● Given instruction:
Below are some records; return each one exactly.

(Extracted records)
--------------------------------

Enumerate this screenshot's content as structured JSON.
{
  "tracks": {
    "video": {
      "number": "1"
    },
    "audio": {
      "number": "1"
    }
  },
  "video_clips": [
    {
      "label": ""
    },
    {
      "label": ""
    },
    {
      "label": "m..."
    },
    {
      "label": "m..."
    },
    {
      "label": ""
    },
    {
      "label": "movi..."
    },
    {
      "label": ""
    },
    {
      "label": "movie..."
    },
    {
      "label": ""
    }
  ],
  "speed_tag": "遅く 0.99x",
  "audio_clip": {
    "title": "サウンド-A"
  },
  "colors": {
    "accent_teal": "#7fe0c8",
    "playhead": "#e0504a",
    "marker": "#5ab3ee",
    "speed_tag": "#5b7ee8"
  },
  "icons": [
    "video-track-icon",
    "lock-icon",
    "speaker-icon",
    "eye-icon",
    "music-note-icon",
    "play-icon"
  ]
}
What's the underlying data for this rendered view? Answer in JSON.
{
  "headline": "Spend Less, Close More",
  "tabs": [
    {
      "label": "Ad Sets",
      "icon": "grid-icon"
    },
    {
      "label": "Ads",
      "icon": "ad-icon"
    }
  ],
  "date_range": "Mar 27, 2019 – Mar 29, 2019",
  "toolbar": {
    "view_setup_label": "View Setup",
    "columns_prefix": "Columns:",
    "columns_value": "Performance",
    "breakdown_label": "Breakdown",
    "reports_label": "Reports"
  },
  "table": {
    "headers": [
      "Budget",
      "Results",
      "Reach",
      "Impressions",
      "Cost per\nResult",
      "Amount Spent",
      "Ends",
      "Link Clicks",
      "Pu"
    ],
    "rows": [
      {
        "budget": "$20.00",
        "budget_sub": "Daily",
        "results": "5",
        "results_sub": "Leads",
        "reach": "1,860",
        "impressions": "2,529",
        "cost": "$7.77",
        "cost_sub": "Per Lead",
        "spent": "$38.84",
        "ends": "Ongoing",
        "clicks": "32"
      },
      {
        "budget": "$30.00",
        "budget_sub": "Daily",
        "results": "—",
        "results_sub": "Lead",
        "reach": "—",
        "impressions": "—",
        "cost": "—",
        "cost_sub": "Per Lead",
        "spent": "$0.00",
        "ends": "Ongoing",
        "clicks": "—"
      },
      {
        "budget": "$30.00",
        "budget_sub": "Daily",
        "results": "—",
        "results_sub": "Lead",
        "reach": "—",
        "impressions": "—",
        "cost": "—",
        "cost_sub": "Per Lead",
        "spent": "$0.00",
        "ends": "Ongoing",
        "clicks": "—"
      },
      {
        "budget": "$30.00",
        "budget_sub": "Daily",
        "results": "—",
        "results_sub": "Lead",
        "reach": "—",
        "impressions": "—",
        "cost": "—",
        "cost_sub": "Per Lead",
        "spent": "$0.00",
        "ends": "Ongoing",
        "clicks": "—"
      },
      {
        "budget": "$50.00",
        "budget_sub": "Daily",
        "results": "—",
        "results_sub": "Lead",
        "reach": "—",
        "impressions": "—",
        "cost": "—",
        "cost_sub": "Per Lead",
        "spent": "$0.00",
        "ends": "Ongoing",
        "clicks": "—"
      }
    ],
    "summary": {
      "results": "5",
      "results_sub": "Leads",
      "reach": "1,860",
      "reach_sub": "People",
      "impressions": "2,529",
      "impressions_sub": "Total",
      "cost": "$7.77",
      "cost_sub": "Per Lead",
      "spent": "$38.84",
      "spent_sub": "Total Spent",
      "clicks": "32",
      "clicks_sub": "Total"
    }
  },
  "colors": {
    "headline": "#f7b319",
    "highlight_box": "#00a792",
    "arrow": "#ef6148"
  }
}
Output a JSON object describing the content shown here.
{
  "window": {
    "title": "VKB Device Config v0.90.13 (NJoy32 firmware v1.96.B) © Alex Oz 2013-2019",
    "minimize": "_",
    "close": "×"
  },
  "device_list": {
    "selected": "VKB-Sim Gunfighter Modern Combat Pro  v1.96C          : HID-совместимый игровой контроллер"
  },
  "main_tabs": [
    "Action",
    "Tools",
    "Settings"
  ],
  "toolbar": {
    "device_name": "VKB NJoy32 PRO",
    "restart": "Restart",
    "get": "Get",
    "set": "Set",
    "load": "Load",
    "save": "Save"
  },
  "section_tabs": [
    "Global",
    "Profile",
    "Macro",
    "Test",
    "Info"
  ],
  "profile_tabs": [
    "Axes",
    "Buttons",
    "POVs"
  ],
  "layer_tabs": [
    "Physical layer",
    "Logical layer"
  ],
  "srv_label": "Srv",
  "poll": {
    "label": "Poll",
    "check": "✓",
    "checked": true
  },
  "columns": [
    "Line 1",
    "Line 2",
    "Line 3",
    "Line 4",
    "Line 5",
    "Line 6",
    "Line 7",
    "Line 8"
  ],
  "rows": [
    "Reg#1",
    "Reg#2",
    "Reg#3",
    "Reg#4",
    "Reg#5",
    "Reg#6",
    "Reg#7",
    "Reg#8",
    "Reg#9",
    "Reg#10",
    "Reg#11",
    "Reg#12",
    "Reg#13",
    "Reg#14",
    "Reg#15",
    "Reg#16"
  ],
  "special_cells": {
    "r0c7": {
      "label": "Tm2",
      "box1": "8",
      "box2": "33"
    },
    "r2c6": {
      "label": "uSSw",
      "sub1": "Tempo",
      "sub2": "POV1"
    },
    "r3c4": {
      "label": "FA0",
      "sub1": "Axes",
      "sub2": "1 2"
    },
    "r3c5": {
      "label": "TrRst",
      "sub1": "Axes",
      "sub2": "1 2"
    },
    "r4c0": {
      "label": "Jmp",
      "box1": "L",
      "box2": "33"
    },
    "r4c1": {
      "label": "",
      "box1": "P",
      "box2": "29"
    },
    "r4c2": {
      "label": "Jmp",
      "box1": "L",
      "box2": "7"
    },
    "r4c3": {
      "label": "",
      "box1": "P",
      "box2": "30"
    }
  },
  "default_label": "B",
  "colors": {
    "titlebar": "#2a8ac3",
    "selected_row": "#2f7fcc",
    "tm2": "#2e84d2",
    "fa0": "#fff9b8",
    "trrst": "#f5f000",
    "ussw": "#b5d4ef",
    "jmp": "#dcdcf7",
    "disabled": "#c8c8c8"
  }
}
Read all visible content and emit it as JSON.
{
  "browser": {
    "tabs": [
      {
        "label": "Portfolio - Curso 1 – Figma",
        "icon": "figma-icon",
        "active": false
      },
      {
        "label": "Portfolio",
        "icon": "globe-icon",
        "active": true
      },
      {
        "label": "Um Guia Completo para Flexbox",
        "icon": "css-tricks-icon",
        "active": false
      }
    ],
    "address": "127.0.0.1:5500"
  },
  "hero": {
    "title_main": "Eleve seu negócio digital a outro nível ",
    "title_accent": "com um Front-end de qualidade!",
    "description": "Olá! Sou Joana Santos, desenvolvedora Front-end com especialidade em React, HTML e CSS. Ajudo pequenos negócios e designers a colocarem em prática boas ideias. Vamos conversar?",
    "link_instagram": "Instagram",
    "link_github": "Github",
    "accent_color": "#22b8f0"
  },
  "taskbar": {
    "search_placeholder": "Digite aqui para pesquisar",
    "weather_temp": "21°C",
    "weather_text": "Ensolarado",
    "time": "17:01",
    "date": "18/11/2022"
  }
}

--------------------------------

● Finished exercise:
Enumerate this screenshot's content as structured JSON.
{
  "tracks": {
    "video": {
      "number": "1"
    },
    "audio": {
      "number": "1"
    }
  },
  "video_clips": [
    {
      "label": ""
    },
    {
      "label": ""
    },
    {
      "label": "m..."
    },
    {
      "label": "m..."
    },
    {
      "label": ""
    },
    {
      "label": "movi..."
    },
    {
      "label": ""
    },
    {
      "label": "movie..."
    },
    {
      "label": ""
    }
  ],
  "speed_tag": "遅く 0.99x",
  "audio_clip": {
    "title": "サウンド-A"
  },
  "colors": {
    "accent_teal": "#7fe0c8",
    "playhead": "#e0504a",
    "marker": "#5ab3ee",
    "speed_tag": "#5b7ee8"
  },
  "icons": [
    "video-track-icon",
    "lock-icon",
    "speaker-icon",
    "eye-icon",
    "music-note-icon",
    "play-icon"
  ]
}
What's the underlying data for this rendered view? Answer in JSON.
{
  "headline": "Spend Less, Close More",
  "tabs": [
    {
      "label": "Ad Sets",
      "icon": "grid-icon"
    },
    {
      "label": "Ads",
      "icon": "ad-icon"
    }
  ],
  "date_range": "Mar 27, 2019 – Mar 29, 2019",
  "toolbar": {
    "view_setup_label": "View Setup",
    "columns_prefix": "Columns:",
    "columns_value": "Performance",
    "breakdown_label": "Breakdown",
    "reports_label": "Reports"
  },
  "table": {
    "headers": [
      "Budget",
      "Results",
      "Reach",
      "Impressions",
      "Cost per\nResult",
      "Amount Spent",
      "Ends",
      "Link Clicks",
      "Pu"
    ],
    "rows": [
      {
        "budget": "$20.00",
        "budget_sub": "Daily",
        "results": "5",
        "results_sub": "Leads",
        "reach": "1,860",
        "impressions": "2,529",
        "cost": "$7.77",
        "cost_sub": "Per Lead",
        "spent": "$38.84",
        "ends": "Ongoing",
        "clicks": "32"
      },
      {
        "budget": "$30.00",
        "budget_sub": "Daily",
        "results": "—",
        "results_sub": "Lead",
        "reach": "—",
        "impressions": "—",
        "cost": "—",
        "cost_sub": "Per Lead",
        "spent": "$0.00",
        "ends": "Ongoing",
        "clicks": "—"
      },
      {
        "budget": "$30.00",
        "budget_sub": "Daily",
        "results": "—",
        "results_sub": "Lead",
        "reach": "—",
        "impressions": "—",
        "cost": "—",
        "cost_sub": "Per Lead",
        "spent": "$0.00",
        "ends": "Ongoing",
        "clicks": "—"
      },
      {
        "budget": "$30.00",
        "budget_sub": "Daily",
        "results": "—",
        "results_sub": "Lead",
        "reach": "—",
        "impressions": "—",
        "cost": "—",
        "cost_sub": "Per Lead",
        "spent": "$0.00",
        "ends": "Ongoing",
        "clicks": "—"
      },
      {
        "budget": "$50.00",
        "budget_sub": "Daily",
        "results": "—",
        "results_sub": "Lead",
        "reach": "—",
        "impressions": "—",
        "cost": "—",
        "cost_sub": "Per Lead",
        "spent": "$0.00",
        "ends": "Ongoing",
        "clicks": "—"
      }
    ],
    "summary": {
      "results": "5",
      "results_sub": "Leads",
      "reach": "1,860",
      "reach_sub": "People",
      "impressions": "2,529",
      "impressions_sub": "Total",
      "cost": "$7.77",
      "cost_sub": "Per Lead",
      "spent": "$38.84",
      "spent_sub": "Total Spent",
      "clicks": "32",
      "clicks_sub": "Total"
    }
  },
  "colors": {
    "headline": "#f7b319",
    "highlight_box": "#00a792",
    "arrow": "#ef6148"
  }
}
Output a JSON object describing the content shown here.
{
  "window": {
    "title": "VKB Device Config v0.90.13 (NJoy32 firmware v1.96.B) © Alex Oz 2013-2019",
    "minimize": "_",
    "close": "×"
  },
  "device_list": {
    "selected": "VKB-Sim Gunfighter Modern Combat Pro  v1.96C          : HID-совместимый игровой контроллер"
  },
  "main_tabs": [
    "Action",
    "Tools",
    "Settings"
  ],
  "toolbar": {
    "device_name": "VKB NJoy32 PRO",
    "restart": "Restart",
    "get": "Get",
    "set": "Set",
    "load": "Load",
    "save": "Save"
  },
  "section_tabs": [
    "Global",
    "Profile",
    "Macro",
    "Test",
    "Info"
  ],
  "profile_tabs": [
    "Axes",
    "Buttons",
    "POVs"
  ],
  "layer_tabs": [
    "Physical layer",
    "Logical layer"
  ],
  "srv_label": "Srv",
  "poll": {
    "label": "Poll",
    "check": "✓",
    "checked": true
  },
  "columns": [
    "Line 1",
    "Line 2",
    "Line 3",
    "Line 4",
    "Line 5",
    "Line 6",
    "Line 7",
    "Line 8"
  ],
  "rows": [
    "Reg#1",
    "Reg#2",
    "Reg#3",
    "Reg#4",
    "Reg#5",
    "Reg#6",
    "Reg#7",
    "Reg#8",
    "Reg#9",
    "Reg#10",
    "Reg#11",
    "Reg#12",
    "Reg#13",
    "Reg#14",
    "Reg#15",
    "Reg#16"
  ],
  "special_cells": {
    "r0c7": {
      "label": "Tm2",
      "box1": "8",
      "box2": "33"
    },
    "r2c6": {
      "label": "uSSw",
      "sub1": "Tempo",
      "sub2": "POV1"
    },
    "r3c4": {
      "label": "FA0",
      "sub1": "Axes",
      "sub2": "1 2"
    },
    "r3c5": {
      "label": "TrRst",
      "sub1": "Axes",
      "sub2": "1 2"
    },
    "r4c0": {
      "label": "Jmp",
      "box1": "L",
      "box2": "33"
    },
    "r4c1": {
      "label": "",
      "box1": "P",
      "box2": "29"
    },
    "r4c2": {
      "label": "Jmp",
      "box1": "L",
      "box2": "7"
    },
    "r4c3": {
      "label": "",
      "box1": "P",
      "box2": "30"
    }
  },
  "default_label": "B",
  "colors": {
    "titlebar": "#2a8ac3",
    "selected_row": "#2f7fcc",
    "tm2": "#2e84d2",
    "fa0": "#fff9b8",
    "trrst": "#f5f000",
    "ussw": "#b5d4ef",
    "jmp": "#dcdcf7",
    "disabled": "#c8c8c8"
  }
}
Read all visible content and emit it as JSON.
{
  "browser": {
    "tabs": [
      {
        "label": "Portfolio - Curso 1 – Figma",
        "icon": "figma-icon",
        "active": false
      },
      {
        "label": "Portfolio",
        "icon": "globe-icon",
        "active": true
      },
      {
        "label": "Um Guia Completo para Flexbox",
        "icon": "css-tricks-icon",
        "active": false
      }
    ],
    "address": "127.0.0.1:5500"
  },
  "hero": {
    "title_main": "Eleve seu negócio digital a outro nível ",
    "title_accent": "com um Front-end de qualidade!",
    "description": "Olá! Sou Joana Santos, desenvolvedora Front-end com especialidade em React, HTML e CSS. Ajudo pequenos negócios e designers a colocarem em prática boas ideias. Vamos conversar?",
    "link_instagram": "Instagram",
    "link_github": "Github",
    "accent_color": "#22b8f0"
  },
  "taskbar": {
    "search_placeholder": "Digite aqui para pesquisar",
    "weather_temp": "21°C",
    "weather_text": "Ensolarado",
    "time": "17:01",
    "date": "18/11/2022"
  }
}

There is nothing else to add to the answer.